§ **Set exercise**
Pick up the passage on incremental policy change in democracies after its final sentence and keep writing it.

§ **Text**
It is a matter of common observation
that in Western democracies public administrators and policy analysts in
general do largely limit their analyses to incremental or marginal differences
in policies that are chosen to differ only incrementally. They do not do so,
however, solely because they desperately need some way to simplify their
problems; they also do so in order to be relevant. Democracies change their
policies almost entirely through incremental adjustments. Policy does not move
in leaps and bounds.
The incremental character of political
change in the United States has often been remarked. The two major political
parties agree on fundamentals; they offer alternative policies to the voters
only on relatively small points of difference. Both parties favor full
employment, but they define it somewhat differently; both favor the development
of water power resources, but in slightly different ways; and both favor
unemployment compensation, but not the same level of benefits. Similarly,
shifts of policy within a party take place largely through a series of
relatively small changes, as can be seen in their only gradual acceptance of
the idea of governmental responsibility for support of the unemployed, a change
in party positions beginning in the early thirties and culminating in a sense
in the Employment Act of 1946.
Party behavior is in turn rooted in
public attitudes, and political theorists cannot conceive of democracy's
surviving in the United States, in the absence of fundamental agreement on
potentially disruptive issues, with consequent limitation of policy debates to
relatively small differences in policy.
Since the policies ignored by the
administrator are politically impossible and so irrelevant, the simplification
of analysis achieved by concentrating on policies that differ only
incrementally is not a capricious kind of simplification. In addition, it can
be argued that, given the limits on knowledge within which policy-makers are
confined, simplifying by limiting the focus to small variations from present
policy makes the most of available knowledge. Because policies being considered
are like present and past policies, the administrator can obtain information
and claim some insight. Non-incremental policy proposals are therefore
typically not only politically irrelevant but also unpredictable in their
consequences.

§ **Dataset rows**

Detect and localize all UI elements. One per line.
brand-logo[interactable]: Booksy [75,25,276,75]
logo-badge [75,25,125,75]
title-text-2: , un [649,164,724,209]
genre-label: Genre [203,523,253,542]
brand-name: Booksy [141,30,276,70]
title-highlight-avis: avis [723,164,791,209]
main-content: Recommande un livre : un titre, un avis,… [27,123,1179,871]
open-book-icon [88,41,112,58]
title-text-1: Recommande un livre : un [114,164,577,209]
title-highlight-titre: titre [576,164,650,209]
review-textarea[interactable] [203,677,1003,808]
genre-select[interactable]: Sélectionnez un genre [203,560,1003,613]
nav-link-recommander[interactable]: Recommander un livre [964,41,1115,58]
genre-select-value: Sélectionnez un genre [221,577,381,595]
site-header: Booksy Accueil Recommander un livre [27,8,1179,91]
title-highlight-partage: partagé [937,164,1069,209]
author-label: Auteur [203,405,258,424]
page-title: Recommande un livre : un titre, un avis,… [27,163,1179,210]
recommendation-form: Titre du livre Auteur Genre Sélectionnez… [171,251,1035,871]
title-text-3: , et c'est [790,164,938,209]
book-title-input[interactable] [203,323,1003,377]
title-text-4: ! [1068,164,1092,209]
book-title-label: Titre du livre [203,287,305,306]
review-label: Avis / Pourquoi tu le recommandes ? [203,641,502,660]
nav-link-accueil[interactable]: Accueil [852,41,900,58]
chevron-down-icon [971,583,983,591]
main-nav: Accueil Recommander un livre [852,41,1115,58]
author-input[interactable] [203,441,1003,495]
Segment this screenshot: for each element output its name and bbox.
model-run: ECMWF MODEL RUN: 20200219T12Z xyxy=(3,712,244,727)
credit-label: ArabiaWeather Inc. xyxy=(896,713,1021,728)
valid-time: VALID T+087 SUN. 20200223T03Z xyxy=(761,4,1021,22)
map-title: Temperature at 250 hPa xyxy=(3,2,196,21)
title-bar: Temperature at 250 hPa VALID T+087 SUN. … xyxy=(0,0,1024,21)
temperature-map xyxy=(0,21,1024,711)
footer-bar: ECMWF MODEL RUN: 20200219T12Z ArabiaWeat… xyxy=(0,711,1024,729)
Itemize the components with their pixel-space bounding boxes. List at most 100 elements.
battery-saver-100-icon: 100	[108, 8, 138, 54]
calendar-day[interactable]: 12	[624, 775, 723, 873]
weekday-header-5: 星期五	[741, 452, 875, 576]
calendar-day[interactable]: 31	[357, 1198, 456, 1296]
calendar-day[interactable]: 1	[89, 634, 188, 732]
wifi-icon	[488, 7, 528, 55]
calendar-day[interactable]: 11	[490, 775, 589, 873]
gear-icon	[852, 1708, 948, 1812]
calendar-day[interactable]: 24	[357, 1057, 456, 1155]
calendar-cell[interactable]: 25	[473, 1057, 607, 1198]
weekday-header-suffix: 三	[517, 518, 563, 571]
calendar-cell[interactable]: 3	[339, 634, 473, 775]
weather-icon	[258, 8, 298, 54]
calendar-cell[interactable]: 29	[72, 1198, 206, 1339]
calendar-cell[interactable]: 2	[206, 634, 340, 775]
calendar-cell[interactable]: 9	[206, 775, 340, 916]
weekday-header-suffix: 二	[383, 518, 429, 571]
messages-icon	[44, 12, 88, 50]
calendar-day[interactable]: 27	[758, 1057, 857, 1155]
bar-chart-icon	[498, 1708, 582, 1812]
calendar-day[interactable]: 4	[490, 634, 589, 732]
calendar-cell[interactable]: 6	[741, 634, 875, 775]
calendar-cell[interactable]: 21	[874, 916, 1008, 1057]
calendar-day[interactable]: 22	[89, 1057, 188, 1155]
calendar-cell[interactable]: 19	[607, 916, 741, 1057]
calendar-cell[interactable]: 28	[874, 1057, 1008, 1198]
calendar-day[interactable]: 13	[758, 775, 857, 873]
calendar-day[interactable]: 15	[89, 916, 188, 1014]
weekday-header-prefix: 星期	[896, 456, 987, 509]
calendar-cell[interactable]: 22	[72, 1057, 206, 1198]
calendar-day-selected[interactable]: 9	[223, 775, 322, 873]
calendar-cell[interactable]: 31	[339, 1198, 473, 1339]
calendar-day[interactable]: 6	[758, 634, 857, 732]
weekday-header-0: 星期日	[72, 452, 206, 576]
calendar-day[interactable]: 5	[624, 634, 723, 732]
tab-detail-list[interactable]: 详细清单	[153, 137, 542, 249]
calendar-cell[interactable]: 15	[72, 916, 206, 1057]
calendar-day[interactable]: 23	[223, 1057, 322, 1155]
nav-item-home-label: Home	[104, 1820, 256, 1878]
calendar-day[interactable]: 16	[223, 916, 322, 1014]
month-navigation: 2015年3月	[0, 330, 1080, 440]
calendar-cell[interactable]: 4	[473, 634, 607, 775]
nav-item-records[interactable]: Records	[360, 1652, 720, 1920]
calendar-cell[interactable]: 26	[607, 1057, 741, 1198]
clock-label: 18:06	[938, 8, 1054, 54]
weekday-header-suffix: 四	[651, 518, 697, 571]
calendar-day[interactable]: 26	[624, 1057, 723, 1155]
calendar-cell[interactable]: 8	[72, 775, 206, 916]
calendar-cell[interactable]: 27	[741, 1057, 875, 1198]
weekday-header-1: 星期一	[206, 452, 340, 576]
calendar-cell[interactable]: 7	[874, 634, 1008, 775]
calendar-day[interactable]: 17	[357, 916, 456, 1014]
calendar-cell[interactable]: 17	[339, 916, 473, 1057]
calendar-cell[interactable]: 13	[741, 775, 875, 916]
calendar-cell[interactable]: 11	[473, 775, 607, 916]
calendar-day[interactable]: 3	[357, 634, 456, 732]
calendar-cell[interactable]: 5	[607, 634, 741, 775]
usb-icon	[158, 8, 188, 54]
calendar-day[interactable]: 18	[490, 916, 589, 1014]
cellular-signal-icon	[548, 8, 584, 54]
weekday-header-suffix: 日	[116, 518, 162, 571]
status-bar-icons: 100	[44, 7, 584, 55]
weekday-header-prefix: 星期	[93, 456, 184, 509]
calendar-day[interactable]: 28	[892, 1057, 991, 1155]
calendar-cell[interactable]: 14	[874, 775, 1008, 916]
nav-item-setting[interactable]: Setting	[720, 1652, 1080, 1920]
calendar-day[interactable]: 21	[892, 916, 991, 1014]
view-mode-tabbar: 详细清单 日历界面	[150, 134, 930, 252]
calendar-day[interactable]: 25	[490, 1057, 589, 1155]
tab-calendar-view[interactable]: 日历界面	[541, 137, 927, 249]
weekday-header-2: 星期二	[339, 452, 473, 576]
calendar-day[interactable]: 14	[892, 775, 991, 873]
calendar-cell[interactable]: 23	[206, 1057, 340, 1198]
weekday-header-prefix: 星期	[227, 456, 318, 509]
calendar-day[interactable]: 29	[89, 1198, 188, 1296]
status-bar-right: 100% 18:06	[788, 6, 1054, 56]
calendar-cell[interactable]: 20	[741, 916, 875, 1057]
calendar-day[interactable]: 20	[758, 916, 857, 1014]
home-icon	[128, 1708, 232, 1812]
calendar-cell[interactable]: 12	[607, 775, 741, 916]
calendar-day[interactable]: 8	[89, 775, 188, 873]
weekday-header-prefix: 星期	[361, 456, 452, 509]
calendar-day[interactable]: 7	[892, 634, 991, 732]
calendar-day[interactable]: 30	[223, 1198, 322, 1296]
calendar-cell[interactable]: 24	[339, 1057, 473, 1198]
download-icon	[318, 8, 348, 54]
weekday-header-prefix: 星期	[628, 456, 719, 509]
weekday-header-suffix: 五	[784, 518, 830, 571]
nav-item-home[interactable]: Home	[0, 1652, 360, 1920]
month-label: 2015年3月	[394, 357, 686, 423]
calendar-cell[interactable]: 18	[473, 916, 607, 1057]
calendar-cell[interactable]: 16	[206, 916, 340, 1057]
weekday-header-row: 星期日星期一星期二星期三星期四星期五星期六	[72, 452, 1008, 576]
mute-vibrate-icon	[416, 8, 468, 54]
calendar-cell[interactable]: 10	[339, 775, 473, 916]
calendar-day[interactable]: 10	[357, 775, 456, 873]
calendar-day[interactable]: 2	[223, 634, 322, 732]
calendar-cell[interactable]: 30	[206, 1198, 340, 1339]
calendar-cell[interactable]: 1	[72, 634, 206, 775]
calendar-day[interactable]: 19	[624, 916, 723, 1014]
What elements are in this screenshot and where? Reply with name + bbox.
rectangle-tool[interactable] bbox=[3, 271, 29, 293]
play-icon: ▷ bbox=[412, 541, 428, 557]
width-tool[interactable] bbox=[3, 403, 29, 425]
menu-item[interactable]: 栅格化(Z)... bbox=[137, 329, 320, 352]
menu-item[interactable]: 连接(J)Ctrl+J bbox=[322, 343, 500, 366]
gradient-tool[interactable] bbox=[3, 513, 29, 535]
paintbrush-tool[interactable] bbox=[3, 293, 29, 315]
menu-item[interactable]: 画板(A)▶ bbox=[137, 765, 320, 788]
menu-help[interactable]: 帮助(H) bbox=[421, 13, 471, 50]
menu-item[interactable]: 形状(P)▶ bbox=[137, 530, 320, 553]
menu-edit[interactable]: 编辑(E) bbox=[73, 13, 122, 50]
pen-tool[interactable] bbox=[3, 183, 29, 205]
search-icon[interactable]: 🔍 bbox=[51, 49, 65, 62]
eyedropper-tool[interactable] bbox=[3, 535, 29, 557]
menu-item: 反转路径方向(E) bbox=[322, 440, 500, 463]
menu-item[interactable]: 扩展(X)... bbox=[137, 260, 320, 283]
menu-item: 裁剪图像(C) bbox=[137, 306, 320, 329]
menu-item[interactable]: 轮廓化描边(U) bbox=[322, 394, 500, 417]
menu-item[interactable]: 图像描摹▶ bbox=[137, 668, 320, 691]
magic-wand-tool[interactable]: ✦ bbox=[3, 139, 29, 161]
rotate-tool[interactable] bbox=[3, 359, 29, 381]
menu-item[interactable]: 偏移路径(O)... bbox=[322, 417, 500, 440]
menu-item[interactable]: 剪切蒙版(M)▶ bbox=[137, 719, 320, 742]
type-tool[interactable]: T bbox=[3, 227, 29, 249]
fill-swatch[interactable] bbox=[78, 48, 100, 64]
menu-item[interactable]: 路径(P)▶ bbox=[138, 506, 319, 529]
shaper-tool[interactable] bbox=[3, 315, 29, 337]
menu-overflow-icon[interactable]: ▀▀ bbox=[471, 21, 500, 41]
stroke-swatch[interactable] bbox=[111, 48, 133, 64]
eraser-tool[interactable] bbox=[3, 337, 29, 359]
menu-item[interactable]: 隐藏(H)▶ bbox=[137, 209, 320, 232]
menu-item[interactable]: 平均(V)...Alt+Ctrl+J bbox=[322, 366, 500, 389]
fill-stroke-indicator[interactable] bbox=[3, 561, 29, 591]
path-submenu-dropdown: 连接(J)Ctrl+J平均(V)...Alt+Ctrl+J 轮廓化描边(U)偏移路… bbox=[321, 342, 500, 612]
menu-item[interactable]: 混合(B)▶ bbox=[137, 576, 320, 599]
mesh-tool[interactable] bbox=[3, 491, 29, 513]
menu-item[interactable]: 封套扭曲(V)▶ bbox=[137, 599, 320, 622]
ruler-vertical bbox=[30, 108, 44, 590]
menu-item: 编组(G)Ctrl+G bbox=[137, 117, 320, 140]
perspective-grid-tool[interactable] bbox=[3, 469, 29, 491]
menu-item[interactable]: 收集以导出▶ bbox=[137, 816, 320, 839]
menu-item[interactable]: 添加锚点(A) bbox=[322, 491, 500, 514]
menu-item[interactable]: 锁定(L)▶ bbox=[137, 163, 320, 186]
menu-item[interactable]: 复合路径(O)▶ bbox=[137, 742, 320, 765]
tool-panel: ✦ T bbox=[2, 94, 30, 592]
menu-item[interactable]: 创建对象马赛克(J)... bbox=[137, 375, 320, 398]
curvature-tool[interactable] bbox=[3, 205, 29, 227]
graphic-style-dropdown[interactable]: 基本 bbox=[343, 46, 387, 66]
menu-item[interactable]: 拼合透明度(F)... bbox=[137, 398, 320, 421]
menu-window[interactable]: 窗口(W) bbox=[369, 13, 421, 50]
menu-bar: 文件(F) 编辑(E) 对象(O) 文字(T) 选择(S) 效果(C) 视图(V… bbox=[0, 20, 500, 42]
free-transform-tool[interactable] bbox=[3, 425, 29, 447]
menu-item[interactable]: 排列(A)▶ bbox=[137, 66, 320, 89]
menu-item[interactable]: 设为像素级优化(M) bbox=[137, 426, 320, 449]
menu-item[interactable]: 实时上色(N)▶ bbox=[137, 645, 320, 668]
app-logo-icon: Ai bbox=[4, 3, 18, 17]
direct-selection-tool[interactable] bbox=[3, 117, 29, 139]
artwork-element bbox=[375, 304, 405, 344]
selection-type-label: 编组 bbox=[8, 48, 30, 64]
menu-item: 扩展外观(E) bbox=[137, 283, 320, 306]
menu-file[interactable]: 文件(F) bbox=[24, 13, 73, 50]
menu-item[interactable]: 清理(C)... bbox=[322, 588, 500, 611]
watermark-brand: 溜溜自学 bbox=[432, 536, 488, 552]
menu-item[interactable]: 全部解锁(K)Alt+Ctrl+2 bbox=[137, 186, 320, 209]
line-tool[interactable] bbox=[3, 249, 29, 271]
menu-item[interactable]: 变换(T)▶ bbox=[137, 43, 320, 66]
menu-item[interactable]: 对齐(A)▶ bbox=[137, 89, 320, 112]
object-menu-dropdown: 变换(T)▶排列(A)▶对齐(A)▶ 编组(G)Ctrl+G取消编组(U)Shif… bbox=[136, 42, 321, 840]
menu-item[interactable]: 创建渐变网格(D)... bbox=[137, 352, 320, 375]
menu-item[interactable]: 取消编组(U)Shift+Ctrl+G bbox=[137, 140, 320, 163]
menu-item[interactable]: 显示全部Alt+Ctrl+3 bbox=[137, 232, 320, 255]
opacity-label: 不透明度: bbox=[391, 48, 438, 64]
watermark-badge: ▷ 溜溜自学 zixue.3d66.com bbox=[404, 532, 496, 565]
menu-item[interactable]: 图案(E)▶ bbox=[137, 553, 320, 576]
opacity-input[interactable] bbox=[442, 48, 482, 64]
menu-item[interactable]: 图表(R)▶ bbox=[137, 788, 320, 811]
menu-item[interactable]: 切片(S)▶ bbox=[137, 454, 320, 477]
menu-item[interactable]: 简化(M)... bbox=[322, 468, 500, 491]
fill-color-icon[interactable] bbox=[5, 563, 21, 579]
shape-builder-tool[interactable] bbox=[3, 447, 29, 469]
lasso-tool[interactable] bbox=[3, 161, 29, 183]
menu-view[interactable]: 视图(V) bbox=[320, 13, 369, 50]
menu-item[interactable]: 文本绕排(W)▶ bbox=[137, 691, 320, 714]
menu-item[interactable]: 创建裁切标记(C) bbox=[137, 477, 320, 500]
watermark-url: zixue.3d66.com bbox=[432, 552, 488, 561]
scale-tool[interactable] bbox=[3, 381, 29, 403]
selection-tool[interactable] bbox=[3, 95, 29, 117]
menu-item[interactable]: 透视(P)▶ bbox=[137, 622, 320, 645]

§ **Expected output**
The second method of simplification of
analysis is the practice of ignoring important possible consequences of
possible policies, as well as the values attached to the neglected
consequences. If this appears to disclose a shocking shortcoming of successive
limited comparisons, it can be replied that, even if the exclusions are random,
policies may nevertheless be more intelligently formulated than through futile
attempts to achieve a comprehensiveness beyond human capacity. Actually,
however, the exclusions, seeming arbitrary or random from one point of view,
need be neither.
Achieving a Degree of
Comprehensiveness
Suppose that each value neglected by
one policy-making agency were a major concern of at least one other agency. In
that case, a helpful division of labor would be achieved, and no agency need
find its task beyond its capacities. The shortcomings of such a system would be
that one agency might destroy a value either before another agency could be
activated to safeguard it or in spite of another agency's efforts. But the
possibility that important values may be lost is present in any form of
organization; even where agencies attempt to comprehend in planning more than
is humanly possible.
The virtue of such a hypothetical
division of labor is that every important interest or value has its watchdog.
And these watchdogs can protect the interests in their jurisdiction in two
quite different ways: first, by redressing damages done by other agencies; and,
second, by anticipating and heading off injury before it occurs.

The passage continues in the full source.